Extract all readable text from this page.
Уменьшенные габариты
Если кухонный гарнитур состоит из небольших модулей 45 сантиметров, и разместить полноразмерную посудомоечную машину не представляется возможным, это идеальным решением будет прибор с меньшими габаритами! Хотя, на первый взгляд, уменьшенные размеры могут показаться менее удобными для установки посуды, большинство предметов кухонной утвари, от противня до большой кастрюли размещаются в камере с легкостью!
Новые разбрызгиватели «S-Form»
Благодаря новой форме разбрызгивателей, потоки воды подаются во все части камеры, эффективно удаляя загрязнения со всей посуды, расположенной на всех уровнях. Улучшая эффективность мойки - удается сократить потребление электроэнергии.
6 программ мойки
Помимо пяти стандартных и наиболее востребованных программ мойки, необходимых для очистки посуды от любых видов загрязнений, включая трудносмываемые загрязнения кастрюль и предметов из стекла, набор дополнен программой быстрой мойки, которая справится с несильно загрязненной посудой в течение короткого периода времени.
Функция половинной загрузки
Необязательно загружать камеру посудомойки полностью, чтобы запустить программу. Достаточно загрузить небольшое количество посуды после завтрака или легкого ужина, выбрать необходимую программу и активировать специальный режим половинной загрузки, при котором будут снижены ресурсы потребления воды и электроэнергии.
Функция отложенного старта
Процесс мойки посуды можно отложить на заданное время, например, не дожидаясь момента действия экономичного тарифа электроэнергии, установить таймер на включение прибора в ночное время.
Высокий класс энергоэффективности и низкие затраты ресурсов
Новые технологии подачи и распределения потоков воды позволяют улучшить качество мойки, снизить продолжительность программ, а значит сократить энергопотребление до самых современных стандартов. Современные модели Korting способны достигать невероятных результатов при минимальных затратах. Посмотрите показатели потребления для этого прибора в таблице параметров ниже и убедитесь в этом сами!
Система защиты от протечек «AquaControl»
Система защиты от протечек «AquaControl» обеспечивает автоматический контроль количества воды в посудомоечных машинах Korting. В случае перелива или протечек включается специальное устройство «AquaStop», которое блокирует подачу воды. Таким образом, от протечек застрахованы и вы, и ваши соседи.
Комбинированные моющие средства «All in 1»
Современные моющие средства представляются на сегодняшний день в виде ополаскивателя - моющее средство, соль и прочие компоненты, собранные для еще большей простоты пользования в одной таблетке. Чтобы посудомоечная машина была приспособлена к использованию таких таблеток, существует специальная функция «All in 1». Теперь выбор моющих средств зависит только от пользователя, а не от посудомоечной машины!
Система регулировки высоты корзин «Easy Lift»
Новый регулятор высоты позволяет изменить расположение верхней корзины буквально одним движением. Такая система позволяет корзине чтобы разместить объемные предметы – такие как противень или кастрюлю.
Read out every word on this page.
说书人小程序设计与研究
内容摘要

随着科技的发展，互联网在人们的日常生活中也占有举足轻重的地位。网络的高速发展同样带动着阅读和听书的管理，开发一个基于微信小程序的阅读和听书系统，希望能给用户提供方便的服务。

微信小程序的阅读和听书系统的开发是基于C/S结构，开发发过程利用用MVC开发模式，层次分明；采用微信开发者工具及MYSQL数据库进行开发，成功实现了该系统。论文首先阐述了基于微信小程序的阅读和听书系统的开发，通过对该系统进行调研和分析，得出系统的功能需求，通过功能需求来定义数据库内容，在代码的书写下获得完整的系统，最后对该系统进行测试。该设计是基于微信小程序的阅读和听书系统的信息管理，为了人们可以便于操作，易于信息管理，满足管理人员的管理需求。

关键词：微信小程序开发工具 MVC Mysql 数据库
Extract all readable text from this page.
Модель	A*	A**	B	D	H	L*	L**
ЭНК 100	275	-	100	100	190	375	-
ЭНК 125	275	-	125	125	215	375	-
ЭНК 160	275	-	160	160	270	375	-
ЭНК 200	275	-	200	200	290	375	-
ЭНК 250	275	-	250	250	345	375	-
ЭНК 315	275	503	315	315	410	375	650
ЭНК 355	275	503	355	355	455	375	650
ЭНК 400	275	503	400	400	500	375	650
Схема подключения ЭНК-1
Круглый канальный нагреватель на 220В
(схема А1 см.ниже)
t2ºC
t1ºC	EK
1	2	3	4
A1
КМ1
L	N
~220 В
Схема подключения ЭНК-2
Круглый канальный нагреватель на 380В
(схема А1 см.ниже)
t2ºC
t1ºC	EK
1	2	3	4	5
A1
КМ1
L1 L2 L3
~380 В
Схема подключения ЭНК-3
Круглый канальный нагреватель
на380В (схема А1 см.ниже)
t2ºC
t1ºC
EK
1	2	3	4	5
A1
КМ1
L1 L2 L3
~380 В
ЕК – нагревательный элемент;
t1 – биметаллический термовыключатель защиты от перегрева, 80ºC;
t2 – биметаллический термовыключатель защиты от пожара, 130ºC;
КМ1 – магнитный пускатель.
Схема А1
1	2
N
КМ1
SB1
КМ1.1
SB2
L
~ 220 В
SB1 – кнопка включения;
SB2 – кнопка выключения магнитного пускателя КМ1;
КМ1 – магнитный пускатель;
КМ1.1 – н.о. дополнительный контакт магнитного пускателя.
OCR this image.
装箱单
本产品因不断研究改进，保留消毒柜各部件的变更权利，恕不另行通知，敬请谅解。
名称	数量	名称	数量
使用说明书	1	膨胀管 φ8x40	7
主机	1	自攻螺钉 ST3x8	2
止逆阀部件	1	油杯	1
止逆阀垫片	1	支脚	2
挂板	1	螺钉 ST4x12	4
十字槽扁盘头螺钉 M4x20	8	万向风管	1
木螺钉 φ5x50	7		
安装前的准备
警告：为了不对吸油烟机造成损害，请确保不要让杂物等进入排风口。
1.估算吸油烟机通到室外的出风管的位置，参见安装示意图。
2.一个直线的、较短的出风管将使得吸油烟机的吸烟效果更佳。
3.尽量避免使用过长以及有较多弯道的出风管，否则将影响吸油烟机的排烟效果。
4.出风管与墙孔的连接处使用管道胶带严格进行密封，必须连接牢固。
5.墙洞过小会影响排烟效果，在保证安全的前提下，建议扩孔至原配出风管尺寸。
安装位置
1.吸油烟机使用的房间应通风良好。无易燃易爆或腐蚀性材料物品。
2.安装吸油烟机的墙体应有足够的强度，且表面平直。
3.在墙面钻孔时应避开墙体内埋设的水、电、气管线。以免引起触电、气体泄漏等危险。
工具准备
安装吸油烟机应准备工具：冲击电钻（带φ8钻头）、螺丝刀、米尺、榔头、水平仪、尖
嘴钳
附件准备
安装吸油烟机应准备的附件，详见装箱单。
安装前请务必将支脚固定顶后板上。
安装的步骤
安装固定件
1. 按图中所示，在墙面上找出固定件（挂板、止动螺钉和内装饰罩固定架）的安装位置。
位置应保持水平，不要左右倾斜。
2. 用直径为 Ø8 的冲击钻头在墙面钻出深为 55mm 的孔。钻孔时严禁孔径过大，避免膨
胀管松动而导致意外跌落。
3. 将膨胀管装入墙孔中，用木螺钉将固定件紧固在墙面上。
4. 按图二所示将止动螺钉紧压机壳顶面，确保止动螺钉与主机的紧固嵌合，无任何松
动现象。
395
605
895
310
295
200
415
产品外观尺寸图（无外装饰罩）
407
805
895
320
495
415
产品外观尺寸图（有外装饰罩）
-------
§ INSTRUCTIONS FOR THE TASK: The lines to reproduce run from the one that contains "OCR this image." through the last line above; copy them exactly.

§ CORRECT RESPONSE:
OCR this image.
装箱单
本产品因不断研究改进，保留消毒柜各部件的变更权利，恕不另行通知，敬请谅解。
名称	数量	名称	数量
使用说明书	1	膨胀管 φ8x40	7
主机	1	自攻螺钉 ST3x8	2
止逆阀部件	1	油杯	1
止逆阀垫片	1	支脚	2
挂板	1	螺钉 ST4x12	4
十字槽扁盘头螺钉 M4x20	8	万向风管	1
木螺钉 φ5x50	7		
安装前的准备
警告：为了不对吸油烟机造成损害，请确保不要让杂物等进入排风口。
1.估算吸油烟机通到室外的出风管的位置，参见安装示意图。
2.一个直线的、较短的出风管将使得吸油烟机的吸烟效果更佳。
3.尽量避免使用过长以及有较多弯道的出风管，否则将影响吸油烟机的排烟效果。
4.出风管与墙孔的连接处使用管道胶带严格进行密封，必须连接牢固。
5.墙洞过小会影响排烟效果，在保证安全的前提下，建议扩孔至原配出风管尺寸。
安装位置
1.吸油烟机使用的房间应通风良好。无易燃易爆或腐蚀性材料物品。
2.安装吸油烟机的墙体应有足够的强度，且表面平直。
3.在墙面钻孔时应避开墙体内埋设的水、电、气管线。以免引起触电、气体泄漏等危险。
工具准备
安装吸油烟机应准备工具：冲击电钻（带φ8钻头）、螺丝刀、米尺、榔头、水平仪、尖
嘴钳
附件准备
安装吸油烟机应准备的附件，详见装箱单。
安装前请务必将支脚固定顶后板上。
安装的步骤
安装固定件
1. 按图中所示，在墙面上找出固定件（挂板、止动螺钉和内装饰罩固定架）的安装位置。
位置应保持水平，不要左右倾斜。
2. 用直径为 Ø8 的冲击钻头在墙面钻出深为 55mm 的孔。钻孔时严禁孔径过大，避免膨
胀管松动而导致意外跌落。
3. 将膨胀管装入墙孔中，用木螺钉将固定件紧固在墙面上。
4. 按图二所示将止动螺钉紧压机壳顶面，确保止动螺钉与主机的紧固嵌合，无任何松
动现象。
395
605
895
310
295
200
415
产品外观尺寸图（无外装饰罩）
407
805
895
320
495
415
产品外观尺寸图（有外装饰罩）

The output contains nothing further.